• [Extracted data]:
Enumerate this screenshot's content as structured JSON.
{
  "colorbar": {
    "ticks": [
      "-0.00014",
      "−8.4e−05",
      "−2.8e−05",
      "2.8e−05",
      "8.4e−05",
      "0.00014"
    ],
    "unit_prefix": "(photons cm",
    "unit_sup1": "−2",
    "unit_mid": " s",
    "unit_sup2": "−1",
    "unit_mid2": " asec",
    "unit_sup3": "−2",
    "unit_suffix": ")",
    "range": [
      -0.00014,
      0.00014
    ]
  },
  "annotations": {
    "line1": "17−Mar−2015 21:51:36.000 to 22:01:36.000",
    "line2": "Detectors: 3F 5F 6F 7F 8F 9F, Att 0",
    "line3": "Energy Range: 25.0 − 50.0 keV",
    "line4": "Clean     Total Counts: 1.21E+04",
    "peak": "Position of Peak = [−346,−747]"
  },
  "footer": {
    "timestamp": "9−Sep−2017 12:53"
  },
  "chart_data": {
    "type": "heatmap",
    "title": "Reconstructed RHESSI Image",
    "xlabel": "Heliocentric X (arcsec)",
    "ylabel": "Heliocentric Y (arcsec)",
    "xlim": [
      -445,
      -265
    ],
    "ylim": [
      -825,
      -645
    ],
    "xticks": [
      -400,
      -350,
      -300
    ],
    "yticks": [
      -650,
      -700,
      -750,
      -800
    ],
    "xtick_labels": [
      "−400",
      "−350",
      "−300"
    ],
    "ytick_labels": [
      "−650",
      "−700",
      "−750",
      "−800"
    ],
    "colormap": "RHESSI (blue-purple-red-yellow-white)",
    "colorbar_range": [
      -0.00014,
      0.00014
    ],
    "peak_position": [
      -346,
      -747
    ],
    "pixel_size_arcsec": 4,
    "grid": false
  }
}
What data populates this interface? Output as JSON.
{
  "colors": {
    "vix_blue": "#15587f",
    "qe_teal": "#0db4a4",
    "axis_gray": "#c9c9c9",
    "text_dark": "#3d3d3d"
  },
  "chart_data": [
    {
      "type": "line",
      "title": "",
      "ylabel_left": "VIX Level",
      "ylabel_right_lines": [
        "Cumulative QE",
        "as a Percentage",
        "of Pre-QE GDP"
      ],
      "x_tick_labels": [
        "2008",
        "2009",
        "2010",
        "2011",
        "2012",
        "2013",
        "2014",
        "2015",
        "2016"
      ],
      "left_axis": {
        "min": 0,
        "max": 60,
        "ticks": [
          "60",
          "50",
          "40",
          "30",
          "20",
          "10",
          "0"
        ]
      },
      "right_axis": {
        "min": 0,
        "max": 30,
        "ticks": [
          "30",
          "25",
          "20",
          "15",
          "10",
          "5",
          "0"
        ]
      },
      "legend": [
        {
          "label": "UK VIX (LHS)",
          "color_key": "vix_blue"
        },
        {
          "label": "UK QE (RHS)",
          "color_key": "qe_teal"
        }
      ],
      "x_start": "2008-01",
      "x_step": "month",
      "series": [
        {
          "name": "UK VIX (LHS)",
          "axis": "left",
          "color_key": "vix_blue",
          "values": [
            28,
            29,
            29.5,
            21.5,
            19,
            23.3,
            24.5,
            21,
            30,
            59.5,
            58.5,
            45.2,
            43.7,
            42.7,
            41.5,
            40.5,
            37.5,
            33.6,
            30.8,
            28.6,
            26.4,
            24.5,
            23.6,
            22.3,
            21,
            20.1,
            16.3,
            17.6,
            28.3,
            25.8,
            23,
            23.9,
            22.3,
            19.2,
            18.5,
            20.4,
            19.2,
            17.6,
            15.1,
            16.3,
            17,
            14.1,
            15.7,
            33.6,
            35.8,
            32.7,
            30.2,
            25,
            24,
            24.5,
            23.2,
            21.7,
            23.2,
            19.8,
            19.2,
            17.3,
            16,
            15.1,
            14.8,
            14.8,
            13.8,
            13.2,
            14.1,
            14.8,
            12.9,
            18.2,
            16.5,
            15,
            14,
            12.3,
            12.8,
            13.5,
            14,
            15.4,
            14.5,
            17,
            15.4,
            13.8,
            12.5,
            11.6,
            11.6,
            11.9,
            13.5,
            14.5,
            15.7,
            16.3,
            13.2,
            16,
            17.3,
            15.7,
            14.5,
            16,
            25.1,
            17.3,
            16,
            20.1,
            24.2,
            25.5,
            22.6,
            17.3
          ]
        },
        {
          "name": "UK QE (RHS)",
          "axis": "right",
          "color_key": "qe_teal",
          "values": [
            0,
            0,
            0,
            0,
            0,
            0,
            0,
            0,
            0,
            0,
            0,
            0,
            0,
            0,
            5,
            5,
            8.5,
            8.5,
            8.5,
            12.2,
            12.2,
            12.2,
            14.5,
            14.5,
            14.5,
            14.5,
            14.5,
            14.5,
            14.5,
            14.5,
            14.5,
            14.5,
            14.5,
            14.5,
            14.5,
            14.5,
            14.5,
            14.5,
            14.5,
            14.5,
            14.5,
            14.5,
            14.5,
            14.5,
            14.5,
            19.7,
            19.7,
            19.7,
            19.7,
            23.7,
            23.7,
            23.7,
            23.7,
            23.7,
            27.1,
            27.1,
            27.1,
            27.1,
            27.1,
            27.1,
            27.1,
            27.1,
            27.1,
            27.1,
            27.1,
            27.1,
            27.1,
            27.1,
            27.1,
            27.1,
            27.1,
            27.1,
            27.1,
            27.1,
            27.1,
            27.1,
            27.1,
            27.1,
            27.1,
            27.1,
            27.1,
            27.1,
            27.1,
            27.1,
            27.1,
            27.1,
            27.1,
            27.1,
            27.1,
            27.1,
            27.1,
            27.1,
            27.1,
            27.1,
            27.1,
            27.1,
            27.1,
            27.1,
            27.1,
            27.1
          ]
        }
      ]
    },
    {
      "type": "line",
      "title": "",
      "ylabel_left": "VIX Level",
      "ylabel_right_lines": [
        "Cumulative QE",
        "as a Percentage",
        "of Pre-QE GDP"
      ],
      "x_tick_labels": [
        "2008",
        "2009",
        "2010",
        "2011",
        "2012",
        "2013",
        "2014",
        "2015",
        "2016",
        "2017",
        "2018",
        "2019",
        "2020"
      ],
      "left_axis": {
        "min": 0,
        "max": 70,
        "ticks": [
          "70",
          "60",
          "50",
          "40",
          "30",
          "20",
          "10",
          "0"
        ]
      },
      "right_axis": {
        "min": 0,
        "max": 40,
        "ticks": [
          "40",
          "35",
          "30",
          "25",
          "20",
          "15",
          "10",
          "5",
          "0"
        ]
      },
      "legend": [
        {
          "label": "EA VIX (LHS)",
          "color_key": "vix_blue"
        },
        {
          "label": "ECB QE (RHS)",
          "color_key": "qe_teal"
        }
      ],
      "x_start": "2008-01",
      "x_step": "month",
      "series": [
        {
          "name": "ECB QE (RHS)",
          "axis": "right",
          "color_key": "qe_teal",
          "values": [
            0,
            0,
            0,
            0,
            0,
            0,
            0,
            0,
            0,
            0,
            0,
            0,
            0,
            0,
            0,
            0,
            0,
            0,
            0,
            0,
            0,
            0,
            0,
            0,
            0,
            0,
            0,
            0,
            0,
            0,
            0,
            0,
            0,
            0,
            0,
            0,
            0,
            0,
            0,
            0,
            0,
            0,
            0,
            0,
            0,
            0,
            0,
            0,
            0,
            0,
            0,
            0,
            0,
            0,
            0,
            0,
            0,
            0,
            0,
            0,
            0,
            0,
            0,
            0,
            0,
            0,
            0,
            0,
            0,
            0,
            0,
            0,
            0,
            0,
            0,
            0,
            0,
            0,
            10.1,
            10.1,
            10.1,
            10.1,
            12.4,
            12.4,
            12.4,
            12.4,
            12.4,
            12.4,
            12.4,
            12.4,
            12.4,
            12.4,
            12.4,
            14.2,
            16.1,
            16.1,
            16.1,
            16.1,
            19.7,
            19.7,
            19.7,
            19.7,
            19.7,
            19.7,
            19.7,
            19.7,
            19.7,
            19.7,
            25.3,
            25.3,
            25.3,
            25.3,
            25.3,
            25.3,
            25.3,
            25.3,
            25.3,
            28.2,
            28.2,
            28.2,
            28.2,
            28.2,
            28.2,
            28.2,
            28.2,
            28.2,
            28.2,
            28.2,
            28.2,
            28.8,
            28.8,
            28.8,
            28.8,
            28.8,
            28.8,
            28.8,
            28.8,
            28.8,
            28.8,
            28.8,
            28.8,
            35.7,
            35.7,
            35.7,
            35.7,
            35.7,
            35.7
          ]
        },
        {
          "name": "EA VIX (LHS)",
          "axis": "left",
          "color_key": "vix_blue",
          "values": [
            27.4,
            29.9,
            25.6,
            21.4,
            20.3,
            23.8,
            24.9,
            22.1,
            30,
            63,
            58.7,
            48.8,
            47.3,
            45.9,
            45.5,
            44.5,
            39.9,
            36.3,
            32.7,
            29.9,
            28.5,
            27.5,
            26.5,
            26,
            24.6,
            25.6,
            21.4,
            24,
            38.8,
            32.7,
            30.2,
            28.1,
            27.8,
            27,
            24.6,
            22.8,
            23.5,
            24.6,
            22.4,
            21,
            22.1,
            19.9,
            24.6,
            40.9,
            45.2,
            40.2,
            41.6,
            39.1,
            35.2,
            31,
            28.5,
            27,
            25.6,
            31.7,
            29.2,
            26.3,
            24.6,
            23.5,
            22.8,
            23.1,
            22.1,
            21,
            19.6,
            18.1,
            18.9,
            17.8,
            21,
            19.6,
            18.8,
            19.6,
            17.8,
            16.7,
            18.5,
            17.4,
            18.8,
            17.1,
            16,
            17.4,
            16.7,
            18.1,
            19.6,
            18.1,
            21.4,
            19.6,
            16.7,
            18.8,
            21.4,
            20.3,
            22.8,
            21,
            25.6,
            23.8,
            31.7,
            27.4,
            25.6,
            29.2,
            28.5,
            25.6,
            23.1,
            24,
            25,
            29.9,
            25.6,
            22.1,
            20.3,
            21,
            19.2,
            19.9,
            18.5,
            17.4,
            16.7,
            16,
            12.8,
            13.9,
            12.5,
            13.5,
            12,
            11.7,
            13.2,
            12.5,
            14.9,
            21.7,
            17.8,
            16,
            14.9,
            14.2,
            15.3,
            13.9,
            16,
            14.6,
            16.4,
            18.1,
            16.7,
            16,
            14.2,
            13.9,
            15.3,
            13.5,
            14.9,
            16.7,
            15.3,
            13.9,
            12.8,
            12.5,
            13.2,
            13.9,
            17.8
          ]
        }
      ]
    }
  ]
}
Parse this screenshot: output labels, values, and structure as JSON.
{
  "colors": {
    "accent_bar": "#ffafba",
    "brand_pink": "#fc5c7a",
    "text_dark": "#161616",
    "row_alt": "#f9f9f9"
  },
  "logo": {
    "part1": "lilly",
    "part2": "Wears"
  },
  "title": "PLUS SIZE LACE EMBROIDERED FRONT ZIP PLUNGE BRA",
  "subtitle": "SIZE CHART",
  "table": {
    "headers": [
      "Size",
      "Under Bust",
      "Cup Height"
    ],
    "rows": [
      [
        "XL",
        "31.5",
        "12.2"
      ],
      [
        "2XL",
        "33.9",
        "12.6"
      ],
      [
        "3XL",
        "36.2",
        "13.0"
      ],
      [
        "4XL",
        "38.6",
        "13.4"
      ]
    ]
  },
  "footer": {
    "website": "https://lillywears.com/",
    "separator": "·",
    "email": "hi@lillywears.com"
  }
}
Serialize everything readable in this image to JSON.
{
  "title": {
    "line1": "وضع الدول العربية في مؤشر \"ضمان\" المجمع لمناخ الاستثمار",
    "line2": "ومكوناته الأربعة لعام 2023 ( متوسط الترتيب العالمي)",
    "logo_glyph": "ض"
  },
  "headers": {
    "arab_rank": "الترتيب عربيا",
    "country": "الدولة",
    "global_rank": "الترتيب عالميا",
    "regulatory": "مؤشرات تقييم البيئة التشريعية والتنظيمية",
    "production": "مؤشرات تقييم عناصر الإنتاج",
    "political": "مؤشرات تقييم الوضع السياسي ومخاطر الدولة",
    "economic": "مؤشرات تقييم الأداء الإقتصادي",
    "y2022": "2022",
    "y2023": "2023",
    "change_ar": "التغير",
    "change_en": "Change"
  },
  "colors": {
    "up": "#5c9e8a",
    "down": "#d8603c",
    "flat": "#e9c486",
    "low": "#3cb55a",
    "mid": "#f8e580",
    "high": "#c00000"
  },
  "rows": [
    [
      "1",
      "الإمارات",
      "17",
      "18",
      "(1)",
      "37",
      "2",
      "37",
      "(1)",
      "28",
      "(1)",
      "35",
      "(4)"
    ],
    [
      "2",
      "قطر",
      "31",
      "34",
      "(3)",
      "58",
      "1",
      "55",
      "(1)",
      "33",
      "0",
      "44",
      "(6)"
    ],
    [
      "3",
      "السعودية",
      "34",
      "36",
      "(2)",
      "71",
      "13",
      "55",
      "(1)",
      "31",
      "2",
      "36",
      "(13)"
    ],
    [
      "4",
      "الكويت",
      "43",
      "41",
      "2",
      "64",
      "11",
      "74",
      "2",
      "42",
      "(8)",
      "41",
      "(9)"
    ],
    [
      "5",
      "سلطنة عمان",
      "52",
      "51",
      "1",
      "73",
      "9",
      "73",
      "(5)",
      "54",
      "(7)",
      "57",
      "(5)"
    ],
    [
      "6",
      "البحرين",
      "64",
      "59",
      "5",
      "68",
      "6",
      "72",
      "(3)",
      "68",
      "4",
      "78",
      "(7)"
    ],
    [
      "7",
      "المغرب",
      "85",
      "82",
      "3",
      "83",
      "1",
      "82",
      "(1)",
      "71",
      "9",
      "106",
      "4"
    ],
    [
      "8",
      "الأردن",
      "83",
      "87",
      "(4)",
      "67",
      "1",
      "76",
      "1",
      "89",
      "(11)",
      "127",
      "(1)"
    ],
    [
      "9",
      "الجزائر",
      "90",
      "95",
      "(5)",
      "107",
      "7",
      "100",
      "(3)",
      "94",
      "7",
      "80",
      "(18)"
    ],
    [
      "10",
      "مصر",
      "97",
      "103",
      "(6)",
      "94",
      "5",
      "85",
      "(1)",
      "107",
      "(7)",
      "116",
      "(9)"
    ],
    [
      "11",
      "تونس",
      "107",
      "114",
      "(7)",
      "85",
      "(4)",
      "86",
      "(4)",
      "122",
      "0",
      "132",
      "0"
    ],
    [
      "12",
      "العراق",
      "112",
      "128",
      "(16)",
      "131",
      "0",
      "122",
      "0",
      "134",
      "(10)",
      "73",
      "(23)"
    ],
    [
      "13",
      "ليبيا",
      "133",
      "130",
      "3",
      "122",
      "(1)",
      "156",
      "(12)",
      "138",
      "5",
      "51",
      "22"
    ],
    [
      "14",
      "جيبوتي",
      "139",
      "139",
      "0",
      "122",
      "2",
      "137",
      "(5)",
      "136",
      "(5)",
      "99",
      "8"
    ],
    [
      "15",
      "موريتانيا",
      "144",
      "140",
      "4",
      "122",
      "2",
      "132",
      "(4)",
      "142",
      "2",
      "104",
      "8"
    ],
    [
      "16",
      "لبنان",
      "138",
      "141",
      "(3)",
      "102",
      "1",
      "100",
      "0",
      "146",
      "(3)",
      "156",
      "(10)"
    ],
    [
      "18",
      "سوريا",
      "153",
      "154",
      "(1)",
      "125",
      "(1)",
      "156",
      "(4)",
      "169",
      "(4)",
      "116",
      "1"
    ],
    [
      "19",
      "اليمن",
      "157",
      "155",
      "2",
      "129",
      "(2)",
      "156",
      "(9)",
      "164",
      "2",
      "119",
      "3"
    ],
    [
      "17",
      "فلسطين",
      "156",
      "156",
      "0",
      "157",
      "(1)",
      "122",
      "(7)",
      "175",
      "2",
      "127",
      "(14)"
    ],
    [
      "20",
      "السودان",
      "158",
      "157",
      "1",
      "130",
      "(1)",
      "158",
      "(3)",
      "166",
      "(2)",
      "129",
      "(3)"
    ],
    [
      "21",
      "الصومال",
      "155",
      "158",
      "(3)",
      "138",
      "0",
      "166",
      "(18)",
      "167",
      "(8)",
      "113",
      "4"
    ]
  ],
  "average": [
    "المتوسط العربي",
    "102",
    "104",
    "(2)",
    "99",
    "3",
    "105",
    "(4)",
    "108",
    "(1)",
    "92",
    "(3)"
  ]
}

• [Work to complete]:
Go over the data above and copy every line that has the word "name" in it.

• [Complete answer]:
          "name": "UK VIX (LHS)",
          "name": "UK QE (RHS)",
          "name": "ECB QE (RHS)",
          "name": "EA VIX (LHS)",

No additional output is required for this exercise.